◆ **What the task requires**:
Repeat every entry in the listing below, exactly.
--- --- ---
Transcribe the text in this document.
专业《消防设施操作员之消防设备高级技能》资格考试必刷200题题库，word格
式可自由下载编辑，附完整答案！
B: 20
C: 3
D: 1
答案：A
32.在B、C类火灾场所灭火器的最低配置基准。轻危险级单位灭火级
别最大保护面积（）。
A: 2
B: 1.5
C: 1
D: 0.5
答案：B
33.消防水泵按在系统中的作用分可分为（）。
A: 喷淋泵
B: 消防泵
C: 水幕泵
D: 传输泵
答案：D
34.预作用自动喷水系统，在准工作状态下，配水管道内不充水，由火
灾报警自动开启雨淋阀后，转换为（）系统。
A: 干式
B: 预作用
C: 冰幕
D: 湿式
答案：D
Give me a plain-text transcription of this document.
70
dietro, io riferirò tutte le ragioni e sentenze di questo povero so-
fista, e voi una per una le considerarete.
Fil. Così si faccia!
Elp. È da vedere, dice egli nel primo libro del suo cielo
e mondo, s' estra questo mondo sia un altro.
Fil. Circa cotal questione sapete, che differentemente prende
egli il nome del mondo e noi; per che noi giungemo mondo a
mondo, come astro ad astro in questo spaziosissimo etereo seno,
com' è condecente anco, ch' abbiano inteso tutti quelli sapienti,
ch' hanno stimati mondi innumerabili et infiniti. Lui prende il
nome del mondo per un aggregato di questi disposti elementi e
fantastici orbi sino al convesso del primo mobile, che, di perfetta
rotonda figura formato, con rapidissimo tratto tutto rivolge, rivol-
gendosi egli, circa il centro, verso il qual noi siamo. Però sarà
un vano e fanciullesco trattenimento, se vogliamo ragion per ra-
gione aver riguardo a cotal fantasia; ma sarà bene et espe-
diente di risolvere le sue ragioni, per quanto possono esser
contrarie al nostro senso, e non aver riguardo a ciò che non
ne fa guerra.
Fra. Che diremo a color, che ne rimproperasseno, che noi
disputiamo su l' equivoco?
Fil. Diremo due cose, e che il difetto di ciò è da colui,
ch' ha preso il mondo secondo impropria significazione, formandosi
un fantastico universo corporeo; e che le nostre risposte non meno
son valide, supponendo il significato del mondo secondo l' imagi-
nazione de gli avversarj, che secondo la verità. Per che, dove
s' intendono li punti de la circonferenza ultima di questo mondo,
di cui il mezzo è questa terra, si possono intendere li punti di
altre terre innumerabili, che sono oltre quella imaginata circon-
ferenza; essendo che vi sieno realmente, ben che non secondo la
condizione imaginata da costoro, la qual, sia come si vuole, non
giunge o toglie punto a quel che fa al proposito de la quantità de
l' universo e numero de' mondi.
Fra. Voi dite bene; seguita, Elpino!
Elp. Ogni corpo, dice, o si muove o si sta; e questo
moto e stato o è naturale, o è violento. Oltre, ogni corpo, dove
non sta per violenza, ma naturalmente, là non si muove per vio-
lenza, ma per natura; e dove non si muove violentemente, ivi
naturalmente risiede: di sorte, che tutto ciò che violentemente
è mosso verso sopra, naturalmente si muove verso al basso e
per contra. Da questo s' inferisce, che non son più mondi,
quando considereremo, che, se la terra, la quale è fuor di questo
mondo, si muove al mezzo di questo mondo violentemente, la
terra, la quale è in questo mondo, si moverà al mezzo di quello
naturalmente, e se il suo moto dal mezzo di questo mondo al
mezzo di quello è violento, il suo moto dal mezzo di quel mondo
--- --- ---
◆ **Result of the task**:
Transcribe the text in this document.
专业《消防设施操作员之消防设备高级技能》资格考试必刷200题题库，word格
式可自由下载编辑，附完整答案！
B: 20
C: 3
D: 1
答案：A
32.在B、C类火灾场所灭火器的最低配置基准。轻危险级单位灭火级
别最大保护面积（）。
A: 2
B: 1.5
C: 1
D: 0.5
答案：B
33.消防水泵按在系统中的作用分可分为（）。
A: 喷淋泵
B: 消防泵
C: 水幕泵
D: 传输泵
答案：D
34.预作用自动喷水系统，在准工作状态下，配水管道内不充水，由火
灾报警自动开启雨淋阀后，转换为（）系统。
A: 干式
B: 预作用
C: 冰幕
D: 湿式
答案：D
Give me a plain-text transcription of this document.
70
dietro, io riferirò tutte le ragioni e sentenze di questo povero so-
fista, e voi una per una le considerarete.
Fil. Così si faccia!
Elp. È da vedere, dice egli nel primo libro del suo cielo
e mondo, s' estra questo mondo sia un altro.
Fil. Circa cotal questione sapete, che differentemente prende
egli il nome del mondo e noi; per che noi giungemo mondo a
mondo, come astro ad astro in questo spaziosissimo etereo seno,
com' è condecente anco, ch' abbiano inteso tutti quelli sapienti,
ch' hanno stimati mondi innumerabili et infiniti. Lui prende il
nome del mondo per un aggregato di questi disposti elementi e
fantastici orbi sino al convesso del primo mobile, che, di perfetta
rotonda figura formato, con rapidissimo tratto tutto rivolge, rivol-
gendosi egli, circa il centro, verso il qual noi siamo. Però sarà
un vano e fanciullesco trattenimento, se vogliamo ragion per ra-
gione aver riguardo a cotal fantasia; ma sarà bene et espe-
diente di risolvere le sue ragioni, per quanto possono esser
contrarie al nostro senso, e non aver riguardo a ciò che non
ne fa guerra.
Fra. Che diremo a color, che ne rimproperasseno, che noi
disputiamo su l' equivoco?
Fil. Diremo due cose, e che il difetto di ciò è da colui,
ch' ha preso il mondo secondo impropria significazione, formandosi
un fantastico universo corporeo; e che le nostre risposte non meno
son valide, supponendo il significato del mondo secondo l' imagi-
nazione de gli avversarj, che secondo la verità. Per che, dove
s' intendono li punti de la circonferenza ultima di questo mondo,
di cui il mezzo è questa terra, si possono intendere li punti di
altre terre innumerabili, che sono oltre quella imaginata circon-
ferenza; essendo che vi sieno realmente, ben che non secondo la
condizione imaginata da costoro, la qual, sia come si vuole, non
giunge o toglie punto a quel che fa al proposito de la quantità de
l' universo e numero de' mondi.
Fra. Voi dite bene; seguita, Elpino!
Elp. Ogni corpo, dice, o si muove o si sta; e questo
moto e stato o è naturale, o è violento. Oltre, ogni corpo, dove
non sta per violenza, ma naturalmente, là non si muove per vio-
lenza, ma per natura; e dove non si muove violentemente, ivi
naturalmente risiede: di sorte, che tutto ciò che violentemente
è mosso verso sopra, naturalmente si muove verso al basso e
per contra. Da questo s' inferisce, che non son più mondi,
quando considereremo, che, se la terra, la quale è fuor di questo
mondo, si muove al mezzo di questo mondo violentemente, la
terra, la quale è in questo mondo, si moverà al mezzo di quello
naturalmente, e se il suo moto dal mezzo di questo mondo al
mezzo di quello è violento, il suo moto dal mezzo di quel mondo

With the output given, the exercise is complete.